Print all the records exactly, please.
▽
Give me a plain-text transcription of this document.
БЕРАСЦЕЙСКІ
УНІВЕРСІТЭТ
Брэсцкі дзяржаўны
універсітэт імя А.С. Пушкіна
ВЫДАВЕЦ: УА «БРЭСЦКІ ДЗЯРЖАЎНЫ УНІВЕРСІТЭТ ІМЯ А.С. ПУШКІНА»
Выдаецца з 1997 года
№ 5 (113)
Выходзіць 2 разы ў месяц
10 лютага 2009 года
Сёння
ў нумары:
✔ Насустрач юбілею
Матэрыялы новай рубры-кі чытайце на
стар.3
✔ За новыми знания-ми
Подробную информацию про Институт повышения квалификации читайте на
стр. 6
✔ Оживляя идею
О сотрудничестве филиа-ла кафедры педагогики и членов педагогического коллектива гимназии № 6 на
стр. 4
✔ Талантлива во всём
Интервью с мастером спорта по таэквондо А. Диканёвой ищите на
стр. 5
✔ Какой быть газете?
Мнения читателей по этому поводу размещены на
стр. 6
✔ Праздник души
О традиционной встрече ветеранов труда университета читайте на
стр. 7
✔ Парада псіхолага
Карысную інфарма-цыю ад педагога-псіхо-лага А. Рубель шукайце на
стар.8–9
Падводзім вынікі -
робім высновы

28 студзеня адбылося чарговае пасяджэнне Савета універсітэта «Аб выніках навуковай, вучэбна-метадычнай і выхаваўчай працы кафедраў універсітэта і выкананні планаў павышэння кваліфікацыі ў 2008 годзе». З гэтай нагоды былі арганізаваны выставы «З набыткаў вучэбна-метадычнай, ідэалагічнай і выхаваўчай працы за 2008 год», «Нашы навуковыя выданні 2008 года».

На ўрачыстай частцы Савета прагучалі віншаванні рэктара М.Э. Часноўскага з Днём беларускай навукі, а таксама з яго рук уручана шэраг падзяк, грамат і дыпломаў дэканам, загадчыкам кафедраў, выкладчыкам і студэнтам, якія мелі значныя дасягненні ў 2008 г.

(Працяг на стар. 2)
△
**FINAL RESULT:**
Give me a plain-text transcription of this document.
БЕРАСЦЕЙСКІ
УНІВЕРСІТЭТ
Брэсцкі дзяржаўны
універсітэт імя А.С. Пушкіна
ВЫДАВЕЦ: УА «БРЭСЦКІ ДЗЯРЖАЎНЫ УНІВЕРСІТЭТ ІМЯ А.С. ПУШКІНА»
Выдаецца з 1997 года
№ 5 (113)
Выходзіць 2 разы ў месяц
10 лютага 2009 года
Сёння
ў нумары:
✔ Насустрач юбілею
Матэрыялы новай рубры-кі чытайце на
стар.3
✔ За новыми знания-ми
Подробную информацию про Институт повышения квалификации читайте на
стр. 6
✔ Оживляя идею
О сотрудничестве филиа-ла кафедры педагогики и членов педагогического коллектива гимназии № 6 на
стр. 4
✔ Талантлива во всём
Интервью с мастером спорта по таэквондо А. Диканёвой ищите на
стр. 5
✔ Какой быть газете?
Мнения читателей по этому поводу размещены на
стр. 6
✔ Праздник души
О традиционной встрече ветеранов труда университета читайте на
стр. 7
✔ Парада псіхолага
Карысную інфарма-цыю ад педагога-псіхо-лага А. Рубель шукайце на
стар.8–9
Падводзім вынікі -
робім высновы

28 студзеня адбылося чарговае пасяджэнне Савета універсітэта «Аб выніках навуковай, вучэбна-метадычнай і выхаваўчай працы кафедраў універсітэта і выкананні планаў павышэння кваліфікацыі ў 2008 годзе». З гэтай нагоды былі арганізаваны выставы «З набыткаў вучэбна-метадычнай, ідэалагічнай і выхаваўчай працы за 2008 год», «Нашы навуковыя выданні 2008 года».

На ўрачыстай частцы Савета прагучалі віншаванні рэктара М.Э. Часноўскага з Днём беларускай навукі, а таксама з яго рук уручана шэраг падзяк, грамат і дыпломаў дэканам, загадчыкам кафедраў, выкладчыкам і студэнтам, якія мелі значныя дасягненні ў 2008 г.

(Працяг на стар. 2)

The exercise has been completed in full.